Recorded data
>> Start
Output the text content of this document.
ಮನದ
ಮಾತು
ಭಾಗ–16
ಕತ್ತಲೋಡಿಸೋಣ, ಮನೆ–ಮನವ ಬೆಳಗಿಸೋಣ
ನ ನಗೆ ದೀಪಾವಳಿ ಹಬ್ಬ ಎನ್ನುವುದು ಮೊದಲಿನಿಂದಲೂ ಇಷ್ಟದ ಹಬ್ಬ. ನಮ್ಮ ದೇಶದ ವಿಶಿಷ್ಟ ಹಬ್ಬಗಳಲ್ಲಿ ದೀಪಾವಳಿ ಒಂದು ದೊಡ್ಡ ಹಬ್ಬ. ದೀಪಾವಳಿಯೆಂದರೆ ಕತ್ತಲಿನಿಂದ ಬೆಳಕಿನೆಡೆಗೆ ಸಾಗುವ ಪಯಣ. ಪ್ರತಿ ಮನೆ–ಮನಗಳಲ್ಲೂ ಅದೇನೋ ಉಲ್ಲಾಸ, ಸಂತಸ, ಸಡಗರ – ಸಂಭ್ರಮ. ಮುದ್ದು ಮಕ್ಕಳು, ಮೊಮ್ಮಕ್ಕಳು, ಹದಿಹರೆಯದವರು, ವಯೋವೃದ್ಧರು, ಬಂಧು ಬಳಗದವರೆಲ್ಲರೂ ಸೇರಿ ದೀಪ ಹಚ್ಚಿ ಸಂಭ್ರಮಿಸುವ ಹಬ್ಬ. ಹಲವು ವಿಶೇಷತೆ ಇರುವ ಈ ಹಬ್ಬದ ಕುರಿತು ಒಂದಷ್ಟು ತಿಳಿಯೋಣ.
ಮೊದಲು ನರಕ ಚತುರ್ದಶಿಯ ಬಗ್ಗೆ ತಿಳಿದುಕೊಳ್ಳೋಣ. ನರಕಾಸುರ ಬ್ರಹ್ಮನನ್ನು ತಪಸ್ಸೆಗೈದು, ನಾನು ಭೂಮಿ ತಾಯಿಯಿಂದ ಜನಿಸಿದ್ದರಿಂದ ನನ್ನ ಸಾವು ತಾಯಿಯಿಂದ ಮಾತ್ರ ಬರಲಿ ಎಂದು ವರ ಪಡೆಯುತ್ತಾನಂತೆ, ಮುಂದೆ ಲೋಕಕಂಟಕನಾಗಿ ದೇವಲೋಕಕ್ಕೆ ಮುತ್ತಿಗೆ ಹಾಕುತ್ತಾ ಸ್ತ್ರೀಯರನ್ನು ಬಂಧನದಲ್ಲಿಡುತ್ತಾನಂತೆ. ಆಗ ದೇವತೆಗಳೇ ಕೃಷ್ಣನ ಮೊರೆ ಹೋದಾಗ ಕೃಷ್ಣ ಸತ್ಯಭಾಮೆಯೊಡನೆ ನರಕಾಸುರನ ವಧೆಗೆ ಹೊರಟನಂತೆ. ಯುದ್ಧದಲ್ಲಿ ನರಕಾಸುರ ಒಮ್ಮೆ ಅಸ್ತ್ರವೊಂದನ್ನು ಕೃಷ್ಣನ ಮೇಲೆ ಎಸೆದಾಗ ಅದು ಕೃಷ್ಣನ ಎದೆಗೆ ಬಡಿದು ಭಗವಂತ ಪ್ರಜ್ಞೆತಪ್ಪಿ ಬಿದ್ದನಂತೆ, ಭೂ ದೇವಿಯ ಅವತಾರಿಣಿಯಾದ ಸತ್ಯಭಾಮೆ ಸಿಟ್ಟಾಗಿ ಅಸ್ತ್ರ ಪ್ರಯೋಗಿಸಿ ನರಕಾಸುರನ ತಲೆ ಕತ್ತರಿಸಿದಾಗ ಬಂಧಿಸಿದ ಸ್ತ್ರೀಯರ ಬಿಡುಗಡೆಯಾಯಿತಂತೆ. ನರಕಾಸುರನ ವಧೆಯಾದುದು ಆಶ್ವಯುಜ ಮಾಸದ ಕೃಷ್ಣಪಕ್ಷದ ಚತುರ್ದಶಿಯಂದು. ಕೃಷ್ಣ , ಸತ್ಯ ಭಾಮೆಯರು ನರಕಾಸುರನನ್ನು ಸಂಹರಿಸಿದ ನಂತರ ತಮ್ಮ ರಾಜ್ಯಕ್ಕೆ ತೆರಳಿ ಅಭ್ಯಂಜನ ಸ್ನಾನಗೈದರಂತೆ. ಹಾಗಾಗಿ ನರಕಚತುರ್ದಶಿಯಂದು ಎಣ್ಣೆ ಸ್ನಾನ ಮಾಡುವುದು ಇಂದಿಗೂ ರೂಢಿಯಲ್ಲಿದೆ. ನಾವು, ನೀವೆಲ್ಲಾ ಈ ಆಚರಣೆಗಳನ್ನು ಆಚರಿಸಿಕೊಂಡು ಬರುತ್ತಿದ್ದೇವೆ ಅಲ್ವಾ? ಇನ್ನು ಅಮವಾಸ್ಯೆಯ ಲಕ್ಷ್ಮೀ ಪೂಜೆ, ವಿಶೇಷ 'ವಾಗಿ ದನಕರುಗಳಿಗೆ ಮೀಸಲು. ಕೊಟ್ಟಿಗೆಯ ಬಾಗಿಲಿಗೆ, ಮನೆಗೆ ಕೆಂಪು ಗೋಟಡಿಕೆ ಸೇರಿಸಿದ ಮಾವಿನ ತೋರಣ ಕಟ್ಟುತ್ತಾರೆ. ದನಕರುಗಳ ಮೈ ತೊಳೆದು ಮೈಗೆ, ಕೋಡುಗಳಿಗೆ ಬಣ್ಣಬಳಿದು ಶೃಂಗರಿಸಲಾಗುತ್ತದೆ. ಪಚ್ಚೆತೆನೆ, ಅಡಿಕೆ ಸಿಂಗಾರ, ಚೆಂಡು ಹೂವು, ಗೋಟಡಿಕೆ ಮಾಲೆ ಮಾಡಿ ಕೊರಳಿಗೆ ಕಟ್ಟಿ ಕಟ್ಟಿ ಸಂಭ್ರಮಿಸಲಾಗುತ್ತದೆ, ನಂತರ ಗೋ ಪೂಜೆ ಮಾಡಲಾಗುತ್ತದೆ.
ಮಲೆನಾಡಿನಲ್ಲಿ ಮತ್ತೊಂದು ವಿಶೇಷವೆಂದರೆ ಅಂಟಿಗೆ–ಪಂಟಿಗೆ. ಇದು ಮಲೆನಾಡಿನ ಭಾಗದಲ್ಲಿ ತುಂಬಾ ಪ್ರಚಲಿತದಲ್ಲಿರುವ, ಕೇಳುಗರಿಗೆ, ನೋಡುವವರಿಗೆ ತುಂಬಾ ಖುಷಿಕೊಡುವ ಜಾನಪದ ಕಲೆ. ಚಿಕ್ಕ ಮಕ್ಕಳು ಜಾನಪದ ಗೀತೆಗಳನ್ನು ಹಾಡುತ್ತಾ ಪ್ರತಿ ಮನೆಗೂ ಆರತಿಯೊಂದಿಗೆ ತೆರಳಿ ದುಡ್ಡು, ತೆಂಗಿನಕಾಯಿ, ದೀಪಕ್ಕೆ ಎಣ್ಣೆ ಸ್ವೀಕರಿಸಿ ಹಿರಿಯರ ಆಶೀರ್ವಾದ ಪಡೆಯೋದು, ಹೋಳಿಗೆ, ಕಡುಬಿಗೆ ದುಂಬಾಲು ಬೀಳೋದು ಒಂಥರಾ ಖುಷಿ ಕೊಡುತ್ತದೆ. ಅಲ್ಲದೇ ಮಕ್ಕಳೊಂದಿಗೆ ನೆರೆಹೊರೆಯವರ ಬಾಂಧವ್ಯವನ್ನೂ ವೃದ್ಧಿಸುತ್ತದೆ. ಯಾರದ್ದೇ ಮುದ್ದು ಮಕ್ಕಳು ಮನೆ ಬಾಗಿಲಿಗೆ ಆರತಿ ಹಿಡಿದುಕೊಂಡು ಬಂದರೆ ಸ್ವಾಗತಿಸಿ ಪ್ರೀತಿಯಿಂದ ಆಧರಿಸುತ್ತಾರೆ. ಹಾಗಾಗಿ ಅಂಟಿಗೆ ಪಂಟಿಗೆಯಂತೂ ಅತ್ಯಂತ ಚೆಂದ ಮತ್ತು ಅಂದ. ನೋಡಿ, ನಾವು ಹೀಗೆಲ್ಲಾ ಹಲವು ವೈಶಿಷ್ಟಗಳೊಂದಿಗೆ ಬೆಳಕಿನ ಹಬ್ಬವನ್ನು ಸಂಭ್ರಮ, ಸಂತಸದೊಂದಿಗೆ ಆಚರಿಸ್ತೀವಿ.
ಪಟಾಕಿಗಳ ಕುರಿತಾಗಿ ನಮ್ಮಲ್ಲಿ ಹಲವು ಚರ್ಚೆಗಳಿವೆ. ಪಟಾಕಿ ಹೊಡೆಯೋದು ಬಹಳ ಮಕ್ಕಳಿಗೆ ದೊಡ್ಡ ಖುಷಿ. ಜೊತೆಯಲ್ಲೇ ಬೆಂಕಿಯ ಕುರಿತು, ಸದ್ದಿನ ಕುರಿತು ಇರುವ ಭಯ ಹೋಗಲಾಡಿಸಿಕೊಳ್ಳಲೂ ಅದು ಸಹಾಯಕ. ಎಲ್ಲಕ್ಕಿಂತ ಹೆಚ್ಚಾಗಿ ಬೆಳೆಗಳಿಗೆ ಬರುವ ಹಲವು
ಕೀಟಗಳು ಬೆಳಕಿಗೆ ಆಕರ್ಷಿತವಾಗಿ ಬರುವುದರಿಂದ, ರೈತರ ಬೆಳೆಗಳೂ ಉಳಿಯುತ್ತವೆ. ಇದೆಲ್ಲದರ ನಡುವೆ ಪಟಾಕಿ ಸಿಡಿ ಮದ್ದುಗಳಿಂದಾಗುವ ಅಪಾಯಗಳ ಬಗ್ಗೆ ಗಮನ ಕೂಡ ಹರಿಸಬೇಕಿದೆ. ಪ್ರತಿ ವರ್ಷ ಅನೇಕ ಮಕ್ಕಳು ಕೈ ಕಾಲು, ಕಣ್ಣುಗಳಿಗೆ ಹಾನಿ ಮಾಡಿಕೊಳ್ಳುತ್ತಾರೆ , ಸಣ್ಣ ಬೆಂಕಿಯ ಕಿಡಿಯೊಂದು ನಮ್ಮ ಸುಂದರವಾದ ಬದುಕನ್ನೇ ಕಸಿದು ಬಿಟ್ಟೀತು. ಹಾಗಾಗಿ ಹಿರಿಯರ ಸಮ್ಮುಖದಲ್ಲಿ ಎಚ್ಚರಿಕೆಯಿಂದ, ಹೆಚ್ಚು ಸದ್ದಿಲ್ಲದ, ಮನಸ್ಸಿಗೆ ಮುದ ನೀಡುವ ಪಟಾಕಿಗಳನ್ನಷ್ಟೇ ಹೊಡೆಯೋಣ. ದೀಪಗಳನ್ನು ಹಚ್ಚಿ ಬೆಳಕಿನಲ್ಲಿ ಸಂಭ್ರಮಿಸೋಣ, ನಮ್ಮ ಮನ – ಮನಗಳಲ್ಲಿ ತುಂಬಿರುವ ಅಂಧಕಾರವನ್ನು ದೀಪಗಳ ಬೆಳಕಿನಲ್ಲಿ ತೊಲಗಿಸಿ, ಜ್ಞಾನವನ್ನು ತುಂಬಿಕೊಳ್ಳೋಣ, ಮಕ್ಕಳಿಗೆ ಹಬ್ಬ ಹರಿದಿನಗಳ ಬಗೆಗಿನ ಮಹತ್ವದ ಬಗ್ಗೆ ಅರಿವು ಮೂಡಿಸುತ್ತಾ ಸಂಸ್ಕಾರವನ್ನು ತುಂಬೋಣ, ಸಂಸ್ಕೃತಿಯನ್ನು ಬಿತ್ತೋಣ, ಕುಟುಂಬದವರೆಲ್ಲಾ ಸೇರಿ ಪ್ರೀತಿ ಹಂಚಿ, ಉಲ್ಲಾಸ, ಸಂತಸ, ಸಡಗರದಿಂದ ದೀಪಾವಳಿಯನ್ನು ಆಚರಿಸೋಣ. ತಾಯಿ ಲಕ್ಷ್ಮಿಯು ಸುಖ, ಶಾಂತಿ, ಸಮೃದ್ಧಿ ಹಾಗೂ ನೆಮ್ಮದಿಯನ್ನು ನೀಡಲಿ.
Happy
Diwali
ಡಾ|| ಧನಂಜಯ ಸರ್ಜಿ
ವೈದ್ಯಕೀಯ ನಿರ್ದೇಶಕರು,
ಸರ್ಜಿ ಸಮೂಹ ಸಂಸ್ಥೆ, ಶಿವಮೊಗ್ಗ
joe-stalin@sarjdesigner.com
>> End
### REQUIREMENT
Going through the data, tally the lines containing "ಮನಗಳಲ" and report only the result.

### WRITTEN SOLUTION
2